(Excerpts from a figure dataset)
┄┄┄┄┄┄
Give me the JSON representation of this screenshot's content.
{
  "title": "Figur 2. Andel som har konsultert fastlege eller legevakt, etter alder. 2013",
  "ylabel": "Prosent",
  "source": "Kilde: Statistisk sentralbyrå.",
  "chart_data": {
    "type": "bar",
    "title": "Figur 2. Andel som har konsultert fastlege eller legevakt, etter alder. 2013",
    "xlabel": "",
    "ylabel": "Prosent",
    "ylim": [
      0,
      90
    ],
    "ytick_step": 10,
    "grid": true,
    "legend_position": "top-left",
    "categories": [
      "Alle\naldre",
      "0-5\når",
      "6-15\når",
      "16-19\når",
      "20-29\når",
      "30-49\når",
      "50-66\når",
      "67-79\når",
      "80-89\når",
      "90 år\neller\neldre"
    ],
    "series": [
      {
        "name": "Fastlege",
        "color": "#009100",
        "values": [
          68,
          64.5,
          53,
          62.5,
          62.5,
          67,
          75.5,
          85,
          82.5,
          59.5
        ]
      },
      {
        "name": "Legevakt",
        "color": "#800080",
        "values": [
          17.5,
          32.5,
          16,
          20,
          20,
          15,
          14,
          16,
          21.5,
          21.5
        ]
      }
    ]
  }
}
┄┄┄┄┄┄
● **Requirement**:
Check every line of the entries above for the word "etter" and report how many lines contain it, giving the number only.

● **Solution to this task**:
2